#### [What you are asked to do]
Can you output every one of the entries below, reproducing each line character for character?

---------- Data shown

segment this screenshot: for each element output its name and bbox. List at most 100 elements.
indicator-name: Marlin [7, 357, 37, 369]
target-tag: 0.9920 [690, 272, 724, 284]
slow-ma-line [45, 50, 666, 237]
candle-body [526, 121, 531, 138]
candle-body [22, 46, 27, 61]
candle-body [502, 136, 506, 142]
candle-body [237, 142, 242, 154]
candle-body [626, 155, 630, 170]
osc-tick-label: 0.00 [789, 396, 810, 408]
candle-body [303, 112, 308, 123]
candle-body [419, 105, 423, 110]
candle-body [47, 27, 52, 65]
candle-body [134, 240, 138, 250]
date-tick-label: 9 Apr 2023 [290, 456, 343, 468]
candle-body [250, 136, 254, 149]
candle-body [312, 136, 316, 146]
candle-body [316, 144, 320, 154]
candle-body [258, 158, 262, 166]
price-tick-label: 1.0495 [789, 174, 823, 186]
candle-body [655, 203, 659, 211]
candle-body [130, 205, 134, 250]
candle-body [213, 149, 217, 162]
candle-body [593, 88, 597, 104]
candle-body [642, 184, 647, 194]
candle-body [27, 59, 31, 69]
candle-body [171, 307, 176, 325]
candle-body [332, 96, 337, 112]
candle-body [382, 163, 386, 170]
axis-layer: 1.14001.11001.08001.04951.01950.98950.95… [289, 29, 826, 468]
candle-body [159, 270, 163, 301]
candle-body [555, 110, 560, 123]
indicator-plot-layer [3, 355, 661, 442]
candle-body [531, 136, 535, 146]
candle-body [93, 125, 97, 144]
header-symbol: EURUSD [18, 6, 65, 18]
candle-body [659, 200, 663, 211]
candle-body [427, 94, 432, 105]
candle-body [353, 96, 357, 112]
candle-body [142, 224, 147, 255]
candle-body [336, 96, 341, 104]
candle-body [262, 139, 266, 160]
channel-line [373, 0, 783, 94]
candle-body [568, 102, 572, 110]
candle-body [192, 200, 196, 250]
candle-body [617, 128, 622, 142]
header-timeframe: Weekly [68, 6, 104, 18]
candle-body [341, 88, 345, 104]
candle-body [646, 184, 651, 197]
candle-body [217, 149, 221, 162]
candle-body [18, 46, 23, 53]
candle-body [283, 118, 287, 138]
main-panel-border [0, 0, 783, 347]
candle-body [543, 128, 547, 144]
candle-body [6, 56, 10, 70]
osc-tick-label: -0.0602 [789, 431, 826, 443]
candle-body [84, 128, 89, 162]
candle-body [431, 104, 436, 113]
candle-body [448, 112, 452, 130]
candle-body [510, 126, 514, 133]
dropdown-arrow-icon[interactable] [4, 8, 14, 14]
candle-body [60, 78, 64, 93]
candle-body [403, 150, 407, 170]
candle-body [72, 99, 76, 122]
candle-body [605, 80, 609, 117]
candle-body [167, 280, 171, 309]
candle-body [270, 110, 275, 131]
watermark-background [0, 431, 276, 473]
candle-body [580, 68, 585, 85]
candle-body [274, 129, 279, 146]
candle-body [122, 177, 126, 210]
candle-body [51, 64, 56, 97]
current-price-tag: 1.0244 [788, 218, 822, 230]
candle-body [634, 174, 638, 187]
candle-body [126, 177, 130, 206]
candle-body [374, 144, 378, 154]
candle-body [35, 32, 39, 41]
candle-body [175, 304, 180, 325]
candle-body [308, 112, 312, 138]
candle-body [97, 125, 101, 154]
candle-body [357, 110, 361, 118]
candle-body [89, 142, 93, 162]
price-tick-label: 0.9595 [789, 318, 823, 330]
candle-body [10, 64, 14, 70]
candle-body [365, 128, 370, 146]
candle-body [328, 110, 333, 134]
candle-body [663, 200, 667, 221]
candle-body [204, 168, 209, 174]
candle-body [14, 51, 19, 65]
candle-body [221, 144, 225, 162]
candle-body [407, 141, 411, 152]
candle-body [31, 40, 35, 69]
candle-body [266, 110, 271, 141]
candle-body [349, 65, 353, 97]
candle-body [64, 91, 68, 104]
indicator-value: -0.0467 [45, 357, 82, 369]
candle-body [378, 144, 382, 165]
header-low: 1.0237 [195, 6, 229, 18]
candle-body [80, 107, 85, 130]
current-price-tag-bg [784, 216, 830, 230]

--------------------

#### [Response to this exercise]
segment this screenshot: for each element output its name and bbox. List at most 100 elements.
indicator-name: Marlin [7, 357, 37, 369]
target-tag: 0.9920 [690, 272, 724, 284]
slow-ma-line [45, 50, 666, 237]
candle-body [526, 121, 531, 138]
candle-body [22, 46, 27, 61]
candle-body [502, 136, 506, 142]
candle-body [237, 142, 242, 154]
candle-body [626, 155, 630, 170]
osc-tick-label: 0.00 [789, 396, 810, 408]
candle-body [303, 112, 308, 123]
candle-body [419, 105, 423, 110]
candle-body [47, 27, 52, 65]
candle-body [134, 240, 138, 250]
date-tick-label: 9 Apr 2023 [290, 456, 343, 468]
candle-body [250, 136, 254, 149]
candle-body [312, 136, 316, 146]
candle-body [316, 144, 320, 154]
candle-body [258, 158, 262, 166]
price-tick-label: 1.0495 [789, 174, 823, 186]
candle-body [655, 203, 659, 211]
candle-body [130, 205, 134, 250]
candle-body [213, 149, 217, 162]
candle-body [593, 88, 597, 104]
candle-body [642, 184, 647, 194]
candle-body [27, 59, 31, 69]
candle-body [171, 307, 176, 325]
candle-body [332, 96, 337, 112]
candle-body [382, 163, 386, 170]
axis-layer: 1.14001.11001.08001.04951.01950.98950.95… [289, 29, 826, 468]
candle-body [159, 270, 163, 301]
candle-body [555, 110, 560, 123]
indicator-plot-layer [3, 355, 661, 442]
candle-body [531, 136, 535, 146]
candle-body [93, 125, 97, 144]
header-symbol: EURUSD [18, 6, 65, 18]
candle-body [659, 200, 663, 211]
candle-body [427, 94, 432, 105]
candle-body [353, 96, 357, 112]
candle-body [142, 224, 147, 255]
candle-body [336, 96, 341, 104]
candle-body [262, 139, 266, 160]
channel-line [373, 0, 783, 94]
candle-body [568, 102, 572, 110]
candle-body [192, 200, 196, 250]
candle-body [617, 128, 622, 142]
header-timeframe: Weekly [68, 6, 104, 18]
candle-body [341, 88, 345, 104]
candle-body [646, 184, 651, 197]
candle-body [217, 149, 221, 162]
candle-body [18, 46, 23, 53]
candle-body [283, 118, 287, 138]
main-panel-border [0, 0, 783, 347]
candle-body [543, 128, 547, 144]
candle-body [6, 56, 10, 70]
osc-tick-label: -0.0602 [789, 431, 826, 443]
candle-body [84, 128, 89, 162]
candle-body [431, 104, 436, 113]
candle-body [448, 112, 452, 130]
candle-body [510, 126, 514, 133]
dropdown-arrow-icon[interactable] [4, 8, 14, 14]
candle-body [60, 78, 64, 93]
candle-body [403, 150, 407, 170]
candle-body [72, 99, 76, 122]
candle-body [605, 80, 609, 117]
candle-body [167, 280, 171, 309]
candle-body [270, 110, 275, 131]
watermark-background [0, 431, 276, 473]
candle-body [580, 68, 585, 85]
candle-body [274, 129, 279, 146]
candle-body [122, 177, 126, 210]
candle-body [51, 64, 56, 97]
current-price-tag: 1.0244 [788, 218, 822, 230]
candle-body [634, 174, 638, 187]
candle-body [126, 177, 130, 206]
candle-body [374, 144, 378, 154]
candle-body [35, 32, 39, 41]
candle-body [175, 304, 180, 325]
candle-body [308, 112, 312, 138]
candle-body [97, 125, 101, 154]
candle-body [357, 110, 361, 118]
candle-body [89, 142, 93, 162]
price-tick-label: 0.9595 [789, 318, 823, 330]
candle-body [10, 64, 14, 70]
candle-body [365, 128, 370, 146]
candle-body [328, 110, 333, 134]
candle-body [663, 200, 667, 221]
candle-body [204, 168, 209, 174]
candle-body [14, 51, 19, 65]
candle-body [221, 144, 225, 162]
candle-body [407, 141, 411, 152]
candle-body [31, 40, 35, 69]
candle-body [266, 110, 271, 141]
candle-body [349, 65, 353, 97]
candle-body [64, 91, 68, 104]
indicator-value: -0.0467 [45, 357, 82, 369]
candle-body [378, 144, 382, 165]
header-low: 1.0237 [195, 6, 229, 18]
candle-body [80, 107, 85, 130]
current-price-tag-bg [784, 216, 830, 230]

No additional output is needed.